◆ **Exercise**:
Every entry that follows should be reproduced exactly.

[Stored entries]
>>>
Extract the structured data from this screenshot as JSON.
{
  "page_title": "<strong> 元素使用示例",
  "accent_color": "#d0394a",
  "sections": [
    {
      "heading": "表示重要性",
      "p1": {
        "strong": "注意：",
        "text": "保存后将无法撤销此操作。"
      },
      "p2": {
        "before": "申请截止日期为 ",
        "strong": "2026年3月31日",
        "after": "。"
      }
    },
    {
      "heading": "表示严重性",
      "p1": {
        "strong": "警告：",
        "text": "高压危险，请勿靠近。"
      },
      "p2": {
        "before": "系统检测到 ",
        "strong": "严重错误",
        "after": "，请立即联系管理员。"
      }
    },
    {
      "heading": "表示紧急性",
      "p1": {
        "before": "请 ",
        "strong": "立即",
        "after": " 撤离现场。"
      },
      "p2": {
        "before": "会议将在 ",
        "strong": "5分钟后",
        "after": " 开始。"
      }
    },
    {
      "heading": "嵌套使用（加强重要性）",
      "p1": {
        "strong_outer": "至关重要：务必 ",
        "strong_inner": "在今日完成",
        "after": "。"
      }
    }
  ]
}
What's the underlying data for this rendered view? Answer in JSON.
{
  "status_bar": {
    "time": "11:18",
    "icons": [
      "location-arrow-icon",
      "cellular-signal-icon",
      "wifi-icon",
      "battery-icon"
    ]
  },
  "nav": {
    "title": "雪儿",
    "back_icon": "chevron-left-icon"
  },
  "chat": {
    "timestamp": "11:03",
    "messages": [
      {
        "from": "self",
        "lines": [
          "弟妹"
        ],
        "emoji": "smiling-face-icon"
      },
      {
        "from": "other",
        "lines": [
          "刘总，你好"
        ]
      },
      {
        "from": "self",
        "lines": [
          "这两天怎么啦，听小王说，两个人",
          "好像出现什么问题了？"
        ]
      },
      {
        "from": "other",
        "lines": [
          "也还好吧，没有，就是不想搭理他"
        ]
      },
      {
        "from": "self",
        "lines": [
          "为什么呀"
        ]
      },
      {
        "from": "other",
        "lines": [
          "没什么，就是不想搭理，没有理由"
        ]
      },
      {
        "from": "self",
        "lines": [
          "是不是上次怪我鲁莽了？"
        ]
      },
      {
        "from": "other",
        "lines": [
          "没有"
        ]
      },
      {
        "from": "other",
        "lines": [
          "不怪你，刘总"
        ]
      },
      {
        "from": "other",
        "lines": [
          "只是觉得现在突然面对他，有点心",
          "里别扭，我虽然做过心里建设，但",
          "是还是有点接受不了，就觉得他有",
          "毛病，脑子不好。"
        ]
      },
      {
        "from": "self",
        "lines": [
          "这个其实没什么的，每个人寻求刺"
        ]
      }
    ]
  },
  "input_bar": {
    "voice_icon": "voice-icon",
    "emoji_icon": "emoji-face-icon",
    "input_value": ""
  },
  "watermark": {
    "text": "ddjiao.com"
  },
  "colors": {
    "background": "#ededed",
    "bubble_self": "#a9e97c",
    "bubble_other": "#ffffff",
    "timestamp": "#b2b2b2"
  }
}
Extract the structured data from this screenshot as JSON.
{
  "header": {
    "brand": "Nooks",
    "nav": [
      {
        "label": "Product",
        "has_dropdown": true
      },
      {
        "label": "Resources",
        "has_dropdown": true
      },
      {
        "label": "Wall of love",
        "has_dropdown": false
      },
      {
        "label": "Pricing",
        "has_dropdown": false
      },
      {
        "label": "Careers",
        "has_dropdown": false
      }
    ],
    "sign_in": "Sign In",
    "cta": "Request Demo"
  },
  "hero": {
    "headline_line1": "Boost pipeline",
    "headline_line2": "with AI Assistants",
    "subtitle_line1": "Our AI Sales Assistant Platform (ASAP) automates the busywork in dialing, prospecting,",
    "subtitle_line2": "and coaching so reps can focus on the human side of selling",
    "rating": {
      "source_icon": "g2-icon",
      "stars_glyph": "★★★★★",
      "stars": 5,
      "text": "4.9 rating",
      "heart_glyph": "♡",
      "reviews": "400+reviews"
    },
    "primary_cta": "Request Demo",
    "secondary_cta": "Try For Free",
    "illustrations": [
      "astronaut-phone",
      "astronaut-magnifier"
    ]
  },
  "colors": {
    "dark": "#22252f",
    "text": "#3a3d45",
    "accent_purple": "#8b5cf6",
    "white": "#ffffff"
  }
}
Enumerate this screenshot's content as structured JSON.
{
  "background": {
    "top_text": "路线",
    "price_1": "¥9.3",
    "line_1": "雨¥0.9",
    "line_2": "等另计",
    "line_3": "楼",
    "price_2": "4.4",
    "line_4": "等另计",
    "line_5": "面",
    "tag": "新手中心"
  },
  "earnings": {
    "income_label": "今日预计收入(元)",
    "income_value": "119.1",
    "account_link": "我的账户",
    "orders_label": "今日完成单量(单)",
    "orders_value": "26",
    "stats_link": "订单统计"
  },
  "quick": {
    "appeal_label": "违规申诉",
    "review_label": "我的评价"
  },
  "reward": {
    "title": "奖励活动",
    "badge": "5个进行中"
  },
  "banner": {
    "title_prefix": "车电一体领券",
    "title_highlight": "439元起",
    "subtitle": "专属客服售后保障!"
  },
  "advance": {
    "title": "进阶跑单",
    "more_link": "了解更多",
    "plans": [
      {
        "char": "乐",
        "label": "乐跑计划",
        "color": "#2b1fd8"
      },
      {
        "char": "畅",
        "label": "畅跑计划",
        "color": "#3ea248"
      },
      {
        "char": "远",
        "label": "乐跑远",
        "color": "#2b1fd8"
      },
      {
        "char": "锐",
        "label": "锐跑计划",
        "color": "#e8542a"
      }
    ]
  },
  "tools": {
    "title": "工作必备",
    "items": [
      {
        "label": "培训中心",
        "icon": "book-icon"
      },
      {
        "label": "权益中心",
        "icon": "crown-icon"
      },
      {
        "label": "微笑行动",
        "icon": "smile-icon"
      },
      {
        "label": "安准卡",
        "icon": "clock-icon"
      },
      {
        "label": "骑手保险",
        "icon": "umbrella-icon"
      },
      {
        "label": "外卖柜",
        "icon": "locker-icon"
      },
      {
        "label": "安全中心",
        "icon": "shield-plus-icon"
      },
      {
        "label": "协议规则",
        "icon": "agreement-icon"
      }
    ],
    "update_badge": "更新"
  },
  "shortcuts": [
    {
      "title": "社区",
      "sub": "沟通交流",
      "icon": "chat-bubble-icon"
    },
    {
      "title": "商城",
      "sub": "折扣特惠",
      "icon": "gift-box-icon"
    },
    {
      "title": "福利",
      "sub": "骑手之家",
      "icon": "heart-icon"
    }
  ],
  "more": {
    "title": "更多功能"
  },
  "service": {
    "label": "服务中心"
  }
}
<<<
◆ **Result below**:
Extract the structured data from this screenshot as JSON.
{
  "page_title": "<strong> 元素使用示例",
  "accent_color": "#d0394a",
  "sections": [
    {
      "heading": "表示重要性",
      "p1": {
        "strong": "注意：",
        "text": "保存后将无法撤销此操作。"
      },
      "p2": {
        "before": "申请截止日期为 ",
        "strong": "2026年3月31日",
        "after": "。"
      }
    },
    {
      "heading": "表示严重性",
      "p1": {
        "strong": "警告：",
        "text": "高压危险，请勿靠近。"
      },
      "p2": {
        "before": "系统检测到 ",
        "strong": "严重错误",
        "after": "，请立即联系管理员。"
      }
    },
    {
      "heading": "表示紧急性",
      "p1": {
        "before": "请 ",
        "strong": "立即",
        "after": " 撤离现场。"
      },
      "p2": {
        "before": "会议将在 ",
        "strong": "5分钟后",
        "after": " 开始。"
      }
    },
    {
      "heading": "嵌套使用（加强重要性）",
      "p1": {
        "strong_outer": "至关重要：务必 ",
        "strong_inner": "在今日完成",
        "after": "。"
      }
    }
  ]
}
What's the underlying data for this rendered view? Answer in JSON.
{
  "status_bar": {
    "time": "11:18",
    "icons": [
      "location-arrow-icon",
      "cellular-signal-icon",
      "wifi-icon",
      "battery-icon"
    ]
  },
  "nav": {
    "title": "雪儿",
    "back_icon": "chevron-left-icon"
  },
  "chat": {
    "timestamp": "11:03",
    "messages": [
      {
        "from": "self",
        "lines": [
          "弟妹"
        ],
        "emoji": "smiling-face-icon"
      },
      {
        "from": "other",
        "lines": [
          "刘总，你好"
        ]
      },
      {
        "from": "self",
        "lines": [
          "这两天怎么啦，听小王说，两个人",
          "好像出现什么问题了？"
        ]
      },
      {
        "from": "other",
        "lines": [
          "也还好吧，没有，就是不想搭理他"
        ]
      },
      {
        "from": "self",
        "lines": [
          "为什么呀"
        ]
      },
      {
        "from": "other",
        "lines": [
          "没什么，就是不想搭理，没有理由"
        ]
      },
      {
        "from": "self",
        "lines": [
          "是不是上次怪我鲁莽了？"
        ]
      },
      {
        "from": "other",
        "lines": [
          "没有"
        ]
      },
      {
        "from": "other",
        "lines": [
          "不怪你，刘总"
        ]
      },
      {
        "from": "other",
        "lines": [
          "只是觉得现在突然面对他，有点心",
          "里别扭，我虽然做过心里建设，但",
          "是还是有点接受不了，就觉得他有",
          "毛病，脑子不好。"
        ]
      },
      {
        "from": "self",
        "lines": [
          "这个其实没什么的，每个人寻求刺"
        ]
      }
    ]
  },
  "input_bar": {
    "voice_icon": "voice-icon",
    "emoji_icon": "emoji-face-icon",
    "input_value": ""
  },
  "watermark": {
    "text": "ddjiao.com"
  },
  "colors": {
    "background": "#ededed",
    "bubble_self": "#a9e97c",
    "bubble_other": "#ffffff",
    "timestamp": "#b2b2b2"
  }
}
Extract the structured data from this screenshot as JSON.
{
  "header": {
    "brand": "Nooks",
    "nav": [
      {
        "label": "Product",
        "has_dropdown": true
      },
      {
        "label": "Resources",
        "has_dropdown": true
      },
      {
        "label": "Wall of love",
        "has_dropdown": false
      },
      {
        "label": "Pricing",
        "has_dropdown": false
      },
      {
        "label": "Careers",
        "has_dropdown": false
      }
    ],
    "sign_in": "Sign In",
    "cta": "Request Demo"
  },
  "hero": {
    "headline_line1": "Boost pipeline",
    "headline_line2": "with AI Assistants",
    "subtitle_line1": "Our AI Sales Assistant Platform (ASAP) automates the busywork in dialing, prospecting,",
    "subtitle_line2": "and coaching so reps can focus on the human side of selling",
    "rating": {
      "source_icon": "g2-icon",
      "stars_glyph": "★★★★★",
      "stars": 5,
      "text": "4.9 rating",
      "heart_glyph": "♡",
      "reviews": "400+reviews"
    },
    "primary_cta": "Request Demo",
    "secondary_cta": "Try For Free",
    "illustrations": [
      "astronaut-phone",
      "astronaut-magnifier"
    ]
  },
  "colors": {
    "dark": "#22252f",
    "text": "#3a3d45",
    "accent_purple": "#8b5cf6",
    "white": "#ffffff"
  }
}
Enumerate this screenshot's content as structured JSON.
{
  "background": {
    "top_text": "路线",
    "price_1": "¥9.3",
    "line_1": "雨¥0.9",
    "line_2": "等另计",
    "line_3": "楼",
    "price_2": "4.4",
    "line_4": "等另计",
    "line_5": "面",
    "tag": "新手中心"
  },
  "earnings": {
    "income_label": "今日预计收入(元)",
    "income_value": "119.1",
    "account_link": "我的账户",
    "orders_label": "今日完成单量(单)",
    "orders_value": "26",
    "stats_link": "订单统计"
  },
  "quick": {
    "appeal_label": "违规申诉",
    "review_label": "我的评价"
  },
  "reward": {
    "title": "奖励活动",
    "badge": "5个进行中"
  },
  "banner": {
    "title_prefix": "车电一体领券",
    "title_highlight": "439元起",
    "subtitle": "专属客服售后保障!"
  },
  "advance": {
    "title": "进阶跑单",
    "more_link": "了解更多",
    "plans": [
      {
        "char": "乐",
        "label": "乐跑计划",
        "color": "#2b1fd8"
      },
      {
        "char": "畅",
        "label": "畅跑计划",
        "color": "#3ea248"
      },
      {
        "char": "远",
        "label": "乐跑远",
        "color": "#2b1fd8"
      },
      {
        "char": "锐",
        "label": "锐跑计划",
        "color": "#e8542a"
      }
    ]
  },
  "tools": {
    "title": "工作必备",
    "items": [
      {
        "label": "培训中心",
        "icon": "book-icon"
      },
      {
        "label": "权益中心",
        "icon": "crown-icon"
      },
      {
        "label": "微笑行动",
        "icon": "smile-icon"
      },
      {
        "label": "安准卡",
        "icon": "clock-icon"
      },
      {
        "label": "骑手保险",
        "icon": "umbrella-icon"
      },
      {
        "label": "外卖柜",
        "icon": "locker-icon"
      },
      {
        "label": "安全中心",
        "icon": "shield-plus-icon"
      },
      {
        "label": "协议规则",
        "icon": "agreement-icon"
      }
    ],
    "update_badge": "更新"
  },
  "shortcuts": [
    {
      "title": "社区",
      "sub": "沟通交流",
      "icon": "chat-bubble-icon"
    },
    {
      "title": "商城",
      "sub": "折扣特惠",
      "icon": "gift-box-icon"
    },
    {
      "title": "福利",
      "sub": "骑手之家",
      "icon": "heart-icon"
    }
  ],
  "more": {
    "title": "更多功能"
  },
  "service": {
    "label": "服务中心"
  }
}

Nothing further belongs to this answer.